Work required
Where a line holds "target", copy it.

--- Begin Extracted records ---

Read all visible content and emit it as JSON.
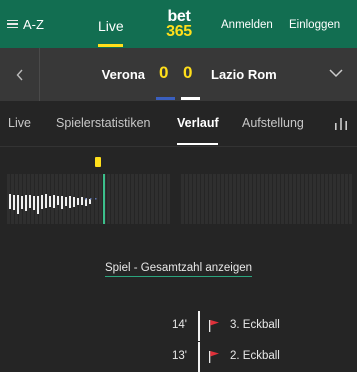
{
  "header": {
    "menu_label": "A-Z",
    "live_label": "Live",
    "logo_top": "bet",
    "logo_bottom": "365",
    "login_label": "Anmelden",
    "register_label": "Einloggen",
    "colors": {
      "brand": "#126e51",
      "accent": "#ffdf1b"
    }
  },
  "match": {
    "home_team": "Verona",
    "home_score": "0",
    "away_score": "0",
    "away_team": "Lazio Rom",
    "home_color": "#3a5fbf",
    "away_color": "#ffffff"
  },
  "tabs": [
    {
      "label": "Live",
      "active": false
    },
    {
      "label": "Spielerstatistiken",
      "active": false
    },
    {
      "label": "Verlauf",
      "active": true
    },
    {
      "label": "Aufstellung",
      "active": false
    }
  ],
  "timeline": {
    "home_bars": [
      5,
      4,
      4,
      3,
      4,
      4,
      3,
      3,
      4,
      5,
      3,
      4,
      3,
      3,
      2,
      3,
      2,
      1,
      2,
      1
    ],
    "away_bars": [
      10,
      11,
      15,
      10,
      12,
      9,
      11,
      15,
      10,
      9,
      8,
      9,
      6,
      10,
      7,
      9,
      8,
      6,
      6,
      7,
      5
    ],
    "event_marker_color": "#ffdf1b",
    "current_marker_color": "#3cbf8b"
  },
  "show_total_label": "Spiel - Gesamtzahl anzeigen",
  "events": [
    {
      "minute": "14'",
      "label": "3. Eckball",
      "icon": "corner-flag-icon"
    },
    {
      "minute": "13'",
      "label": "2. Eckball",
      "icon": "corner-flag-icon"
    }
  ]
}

--- End Extracted records ---
--- Begin Extracted records ---

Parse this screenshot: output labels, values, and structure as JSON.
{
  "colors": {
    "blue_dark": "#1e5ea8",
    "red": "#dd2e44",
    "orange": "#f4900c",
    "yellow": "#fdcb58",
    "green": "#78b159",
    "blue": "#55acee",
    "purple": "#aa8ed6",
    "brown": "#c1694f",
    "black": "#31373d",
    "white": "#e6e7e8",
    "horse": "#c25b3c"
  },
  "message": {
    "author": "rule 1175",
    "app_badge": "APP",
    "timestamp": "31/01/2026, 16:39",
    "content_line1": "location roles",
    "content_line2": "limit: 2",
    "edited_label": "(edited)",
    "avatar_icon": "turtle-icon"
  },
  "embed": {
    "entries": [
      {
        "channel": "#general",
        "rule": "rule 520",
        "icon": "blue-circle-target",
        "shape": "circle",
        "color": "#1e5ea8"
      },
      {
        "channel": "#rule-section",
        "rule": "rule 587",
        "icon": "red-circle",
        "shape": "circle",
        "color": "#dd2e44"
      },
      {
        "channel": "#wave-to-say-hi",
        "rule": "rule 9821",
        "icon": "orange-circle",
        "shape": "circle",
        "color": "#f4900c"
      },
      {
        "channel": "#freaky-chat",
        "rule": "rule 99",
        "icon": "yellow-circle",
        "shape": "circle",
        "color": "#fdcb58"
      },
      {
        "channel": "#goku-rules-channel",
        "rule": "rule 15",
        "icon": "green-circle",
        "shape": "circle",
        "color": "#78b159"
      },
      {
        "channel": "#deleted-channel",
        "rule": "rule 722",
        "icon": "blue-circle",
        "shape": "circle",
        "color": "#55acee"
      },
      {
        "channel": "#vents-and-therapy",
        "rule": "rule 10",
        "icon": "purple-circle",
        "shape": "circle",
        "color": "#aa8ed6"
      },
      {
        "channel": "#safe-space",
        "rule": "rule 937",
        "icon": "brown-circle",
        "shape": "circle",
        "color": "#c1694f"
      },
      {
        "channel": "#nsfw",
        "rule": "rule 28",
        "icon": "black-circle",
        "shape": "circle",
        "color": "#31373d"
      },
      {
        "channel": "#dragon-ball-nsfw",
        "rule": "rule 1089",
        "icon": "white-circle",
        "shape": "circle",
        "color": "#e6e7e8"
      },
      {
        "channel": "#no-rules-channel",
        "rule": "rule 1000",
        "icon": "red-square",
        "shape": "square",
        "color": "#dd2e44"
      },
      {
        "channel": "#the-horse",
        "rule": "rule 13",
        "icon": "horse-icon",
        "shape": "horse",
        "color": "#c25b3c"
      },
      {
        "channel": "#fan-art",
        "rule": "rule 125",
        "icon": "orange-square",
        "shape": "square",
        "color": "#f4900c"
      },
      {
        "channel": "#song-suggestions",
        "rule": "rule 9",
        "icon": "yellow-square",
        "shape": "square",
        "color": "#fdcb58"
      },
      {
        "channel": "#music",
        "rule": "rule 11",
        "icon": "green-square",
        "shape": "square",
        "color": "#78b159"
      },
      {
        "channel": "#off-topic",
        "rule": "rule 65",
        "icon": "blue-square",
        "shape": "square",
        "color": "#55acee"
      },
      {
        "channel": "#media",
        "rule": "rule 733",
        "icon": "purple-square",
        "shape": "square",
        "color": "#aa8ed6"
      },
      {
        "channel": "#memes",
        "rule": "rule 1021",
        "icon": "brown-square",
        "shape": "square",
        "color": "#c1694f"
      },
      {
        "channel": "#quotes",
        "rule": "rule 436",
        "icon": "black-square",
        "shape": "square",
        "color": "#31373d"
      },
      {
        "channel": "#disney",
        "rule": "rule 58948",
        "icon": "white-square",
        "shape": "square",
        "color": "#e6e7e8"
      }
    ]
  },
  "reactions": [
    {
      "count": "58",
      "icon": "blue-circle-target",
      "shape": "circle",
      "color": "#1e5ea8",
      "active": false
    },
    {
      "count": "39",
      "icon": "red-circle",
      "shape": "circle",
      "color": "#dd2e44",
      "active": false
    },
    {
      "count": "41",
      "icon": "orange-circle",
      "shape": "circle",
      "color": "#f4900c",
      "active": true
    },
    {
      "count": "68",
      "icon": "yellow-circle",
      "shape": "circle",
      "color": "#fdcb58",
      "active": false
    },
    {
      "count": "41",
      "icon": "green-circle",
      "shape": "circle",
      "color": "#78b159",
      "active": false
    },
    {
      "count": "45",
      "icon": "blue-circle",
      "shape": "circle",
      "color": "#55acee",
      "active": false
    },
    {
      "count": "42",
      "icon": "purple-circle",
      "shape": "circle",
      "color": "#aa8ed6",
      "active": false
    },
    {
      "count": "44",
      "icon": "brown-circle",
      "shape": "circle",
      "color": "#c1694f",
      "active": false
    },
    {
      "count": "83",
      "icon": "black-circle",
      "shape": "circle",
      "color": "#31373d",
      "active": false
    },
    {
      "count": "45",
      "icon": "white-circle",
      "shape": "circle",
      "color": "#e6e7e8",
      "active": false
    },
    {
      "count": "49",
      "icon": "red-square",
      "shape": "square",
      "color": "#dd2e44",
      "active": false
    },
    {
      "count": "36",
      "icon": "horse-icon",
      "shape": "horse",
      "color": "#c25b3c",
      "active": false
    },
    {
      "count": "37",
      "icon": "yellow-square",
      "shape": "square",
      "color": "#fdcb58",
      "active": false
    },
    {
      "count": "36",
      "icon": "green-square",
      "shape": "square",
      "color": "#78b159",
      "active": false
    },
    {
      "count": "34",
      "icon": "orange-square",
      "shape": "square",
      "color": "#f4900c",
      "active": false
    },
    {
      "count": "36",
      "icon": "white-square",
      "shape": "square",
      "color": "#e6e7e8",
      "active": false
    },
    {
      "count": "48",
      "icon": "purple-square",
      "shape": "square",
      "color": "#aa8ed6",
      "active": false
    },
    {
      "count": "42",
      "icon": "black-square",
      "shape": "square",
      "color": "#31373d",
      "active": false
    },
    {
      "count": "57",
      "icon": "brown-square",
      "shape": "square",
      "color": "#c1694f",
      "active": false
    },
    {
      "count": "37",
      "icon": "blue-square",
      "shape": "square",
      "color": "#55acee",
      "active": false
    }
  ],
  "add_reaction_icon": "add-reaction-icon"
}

--- End Extracted records ---
--- Begin Extracted records ---

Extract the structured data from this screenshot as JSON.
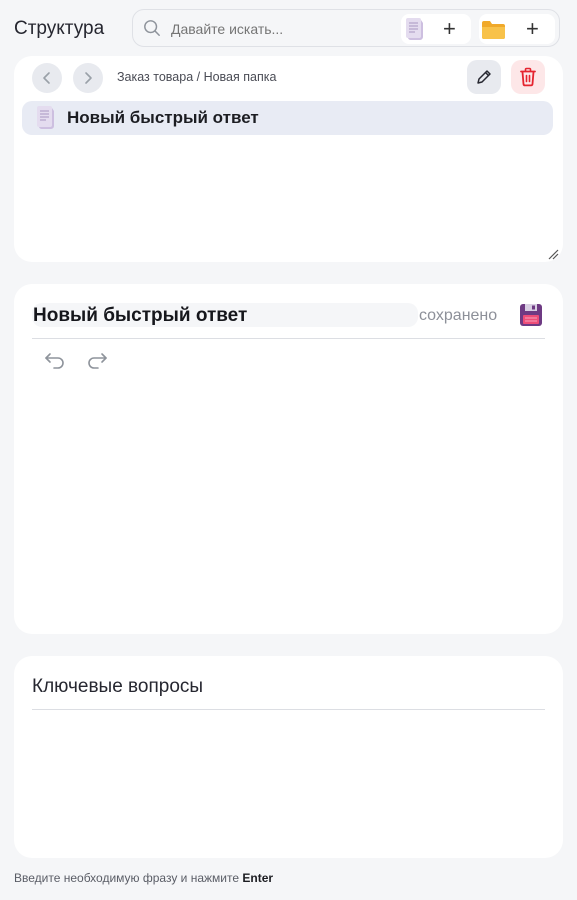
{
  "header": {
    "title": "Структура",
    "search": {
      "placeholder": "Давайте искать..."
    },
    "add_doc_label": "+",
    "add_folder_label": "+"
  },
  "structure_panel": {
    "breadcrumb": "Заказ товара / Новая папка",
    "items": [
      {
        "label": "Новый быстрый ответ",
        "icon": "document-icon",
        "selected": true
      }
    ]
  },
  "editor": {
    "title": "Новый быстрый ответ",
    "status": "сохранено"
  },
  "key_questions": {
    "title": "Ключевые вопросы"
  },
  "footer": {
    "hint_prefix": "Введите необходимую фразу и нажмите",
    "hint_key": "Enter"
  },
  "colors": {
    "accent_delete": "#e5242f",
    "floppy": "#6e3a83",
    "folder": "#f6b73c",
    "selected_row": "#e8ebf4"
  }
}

--- End Extracted records ---

Written answer
        "icon": "blue-circle-target",
      "icon": "blue-circle-target",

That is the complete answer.